# What to do
In the text on the Peruvian writer Gustavo Rodríguez below, copy the passage verbatim, starting at "Peruvian writer (born" and ending at "a big city.".

# Text for analysis

Peruvian writer (born 1968)

Gustavo Rodríguez Vela (born 2 May 1968) is a Peruvian writer and communication expert, author of several novels and story books.

== Biography ==
Born in Lima, Rodriguez lived in Trujillo on the north coast of Peru from the ages of five to sixteen years old. This time made a definite impression on him and which can be seen in his first novel, The Fury of Achilles (2001) (La furia de Aquiles). It tells the story of four young people traveling from a small town to Lima to study, start a career and live together, and where they experience enmity, jealousy, insecurity and chaos of a big city.

Apropos of this novel, Alberto Fuguet declared, in Chile in 2010: "My editor, Gabriel Sandoval, had told me about a Peruvian novel that I would like, a kind of Vargas Llosa's "The Time of the Hero" ("La ciudad y los perros"), a contemporary and endearing read, referring to "The Fury of Achilles". Since then I have been buying the books of Rodriguez during occasional stops at Lima airport and now I have the great pleasure to present Gustavo here in Chile. Rodriguez is one of those voices that surprise precisely because he does not boast of nourishing from literature. Not reading him is not permitted as an indulgence."

The first book published by Rodriguez was a collection of stories: 'Cuentos de fin de semana' (Weekend Tales) (1998). Three years later came his first quoted novel, followed by other works, both novels and stories, and nonfiction, as with the biography of the acclaimed Peruvian tenor Juan Diego Flórez. He has also co-authored two books with the sociologist Sandro Venturo: 'Ampay Peru!' (Translatable as Gotcha, Peru) and 'Ampay woman' that looks to knock down myths about his country and the Peruvian woman. Its main articles and essays are collected in Peruvian Translations (2008).

"La risa de tu madre" ("The laughter of your mother") (2003) tells of the obsession that invades a filmmaker when he finds a hidden photograph of his recently deceased mother. Here, his mother appears with a resounding laugh, in a gesture of laughter that his son never saw in her when she was alive. To find out what had provoked that laughter in the hidden picture will take him to find a family secret which will cause a complete review of his life. This novel was one of the finalists for the Herralde Award.

"La semana tiene siete mujeres" ("The week has seven women") (2010) tells a story of infidelity and racism in a city like Lima: a white man born to a "good family" and impoverished economically will have to investigate the love of a half-caste who traveled the opposite way to enrichment and celebrity, a half-caste who also took the love of his life. This novel was a finalist for the Planeta-Casamerica award.

“Cocinero en su tinta" ("Chef in his ink") 2012 tells of the crisis of a Peruvian chef "who must face his traumas and decisions while he invents a dish that represents what his country means to the world. This novel involuntarily generated a huge controversy after the writer Iván Thays wrote an article on his blog at El País and received attacks for criticizing Peruvian cuisine.

“República de La Papaya” ("Papaya Republic") (2016) tells the story of Paula Yanez, 'La Papaya', an important political consultant who has just ended an affair with one of her students. Paula takes refuge in work and accepts the advice of the First Lady of the Country who has been launched as a presidential candidate without knowing that her former partner is in love with a rival candidate. In this novel, Mario Bellatin said that "only the words of Gustavo Rodriguez are able to create the nostalgia of a city that appears and disappears simultaneously".

# Given entries

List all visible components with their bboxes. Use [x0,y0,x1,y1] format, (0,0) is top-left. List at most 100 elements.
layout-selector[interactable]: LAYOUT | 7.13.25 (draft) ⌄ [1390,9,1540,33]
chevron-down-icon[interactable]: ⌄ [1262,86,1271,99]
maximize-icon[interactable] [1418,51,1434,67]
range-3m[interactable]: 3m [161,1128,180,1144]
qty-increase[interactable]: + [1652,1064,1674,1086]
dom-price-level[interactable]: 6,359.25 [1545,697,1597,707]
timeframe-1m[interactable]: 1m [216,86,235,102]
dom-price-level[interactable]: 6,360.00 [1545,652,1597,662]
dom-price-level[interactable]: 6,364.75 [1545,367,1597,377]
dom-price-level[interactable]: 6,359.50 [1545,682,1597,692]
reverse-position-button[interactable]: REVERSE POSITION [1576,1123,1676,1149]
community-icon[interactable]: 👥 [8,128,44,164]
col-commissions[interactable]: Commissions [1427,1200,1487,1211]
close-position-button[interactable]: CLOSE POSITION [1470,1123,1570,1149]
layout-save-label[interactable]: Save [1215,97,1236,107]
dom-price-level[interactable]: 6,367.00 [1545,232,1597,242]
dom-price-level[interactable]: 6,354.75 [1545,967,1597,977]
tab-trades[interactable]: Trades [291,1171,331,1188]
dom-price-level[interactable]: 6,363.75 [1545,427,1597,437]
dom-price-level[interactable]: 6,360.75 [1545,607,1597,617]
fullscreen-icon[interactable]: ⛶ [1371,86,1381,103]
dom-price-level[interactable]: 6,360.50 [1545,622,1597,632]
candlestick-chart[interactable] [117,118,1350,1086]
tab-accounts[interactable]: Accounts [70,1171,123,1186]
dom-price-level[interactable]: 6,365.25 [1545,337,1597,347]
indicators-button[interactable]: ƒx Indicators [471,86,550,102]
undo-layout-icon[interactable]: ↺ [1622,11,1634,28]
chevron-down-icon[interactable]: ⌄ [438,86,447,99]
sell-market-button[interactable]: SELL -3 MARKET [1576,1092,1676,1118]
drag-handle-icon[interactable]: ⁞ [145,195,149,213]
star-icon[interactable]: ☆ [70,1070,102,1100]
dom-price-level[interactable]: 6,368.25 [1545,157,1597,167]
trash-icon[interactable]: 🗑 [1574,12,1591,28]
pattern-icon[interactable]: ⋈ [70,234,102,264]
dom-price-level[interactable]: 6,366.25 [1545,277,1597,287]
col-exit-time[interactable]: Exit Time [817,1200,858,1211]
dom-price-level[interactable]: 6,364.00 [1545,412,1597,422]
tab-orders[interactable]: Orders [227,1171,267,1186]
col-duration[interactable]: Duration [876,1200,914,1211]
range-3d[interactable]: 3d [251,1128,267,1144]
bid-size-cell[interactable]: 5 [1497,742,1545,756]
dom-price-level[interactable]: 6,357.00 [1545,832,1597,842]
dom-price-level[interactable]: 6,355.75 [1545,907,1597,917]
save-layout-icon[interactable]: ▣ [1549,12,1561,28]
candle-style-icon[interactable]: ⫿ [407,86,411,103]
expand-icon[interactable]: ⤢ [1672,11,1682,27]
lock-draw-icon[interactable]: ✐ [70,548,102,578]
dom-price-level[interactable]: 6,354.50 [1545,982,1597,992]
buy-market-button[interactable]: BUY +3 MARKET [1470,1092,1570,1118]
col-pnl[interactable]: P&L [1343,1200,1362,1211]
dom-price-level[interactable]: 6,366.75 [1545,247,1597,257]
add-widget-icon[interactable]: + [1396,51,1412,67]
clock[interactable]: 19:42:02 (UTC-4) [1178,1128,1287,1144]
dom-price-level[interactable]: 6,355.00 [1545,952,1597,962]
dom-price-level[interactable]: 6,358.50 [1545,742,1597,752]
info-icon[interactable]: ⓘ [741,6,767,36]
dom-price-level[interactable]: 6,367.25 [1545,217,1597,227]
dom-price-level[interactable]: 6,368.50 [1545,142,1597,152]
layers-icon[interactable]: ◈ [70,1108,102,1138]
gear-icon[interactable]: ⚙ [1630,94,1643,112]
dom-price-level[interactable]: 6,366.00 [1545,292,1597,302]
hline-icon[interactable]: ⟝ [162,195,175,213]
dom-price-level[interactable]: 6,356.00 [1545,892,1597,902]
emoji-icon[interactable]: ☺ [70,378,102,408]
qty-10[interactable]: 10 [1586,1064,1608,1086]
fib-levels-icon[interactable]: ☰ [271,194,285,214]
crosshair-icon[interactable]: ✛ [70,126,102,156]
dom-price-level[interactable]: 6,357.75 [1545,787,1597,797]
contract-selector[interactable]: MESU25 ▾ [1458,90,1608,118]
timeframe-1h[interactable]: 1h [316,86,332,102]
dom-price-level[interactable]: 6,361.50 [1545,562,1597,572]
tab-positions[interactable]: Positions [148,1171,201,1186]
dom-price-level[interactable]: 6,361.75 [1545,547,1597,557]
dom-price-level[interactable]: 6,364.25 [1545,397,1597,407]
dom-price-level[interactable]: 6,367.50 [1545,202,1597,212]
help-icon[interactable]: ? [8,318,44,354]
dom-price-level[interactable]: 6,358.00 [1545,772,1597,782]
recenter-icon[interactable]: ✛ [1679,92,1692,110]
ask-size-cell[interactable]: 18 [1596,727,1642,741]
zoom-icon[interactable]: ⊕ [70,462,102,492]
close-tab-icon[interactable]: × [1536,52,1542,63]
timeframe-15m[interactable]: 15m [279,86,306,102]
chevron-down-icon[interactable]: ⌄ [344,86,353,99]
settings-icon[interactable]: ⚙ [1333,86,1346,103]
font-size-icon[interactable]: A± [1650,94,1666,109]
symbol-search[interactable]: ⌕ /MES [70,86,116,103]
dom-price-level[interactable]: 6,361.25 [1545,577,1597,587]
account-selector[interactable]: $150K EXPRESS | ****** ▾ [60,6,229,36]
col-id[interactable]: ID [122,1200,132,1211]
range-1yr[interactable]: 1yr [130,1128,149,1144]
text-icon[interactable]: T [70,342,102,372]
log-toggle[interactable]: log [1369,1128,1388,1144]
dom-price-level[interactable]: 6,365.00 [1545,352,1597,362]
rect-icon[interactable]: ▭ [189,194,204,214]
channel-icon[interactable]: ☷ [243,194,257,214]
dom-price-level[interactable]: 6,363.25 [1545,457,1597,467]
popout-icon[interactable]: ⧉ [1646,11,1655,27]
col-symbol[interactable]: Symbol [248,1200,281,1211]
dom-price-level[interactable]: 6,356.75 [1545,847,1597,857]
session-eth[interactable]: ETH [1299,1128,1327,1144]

# Solution
Peruvian writer (born 1968)

Gustavo Rodríguez Vela (born 2 May 1968) is a Peruvian writer and communication expert, author of several novels and story books.

== Biography ==
Born in Lima, Rodriguez lived in Trujillo on the north coast of Peru from the ages of five to sixteen years old. This time made a definite impression on him and which can be seen in his first novel, The Fury of Achilles (2001) (La furia de Aquiles). It tells the story of four young people traveling from a small town to Lima to study, start a career and live together, and where they experience enmity, jealousy, insecurity and chaos of a big city.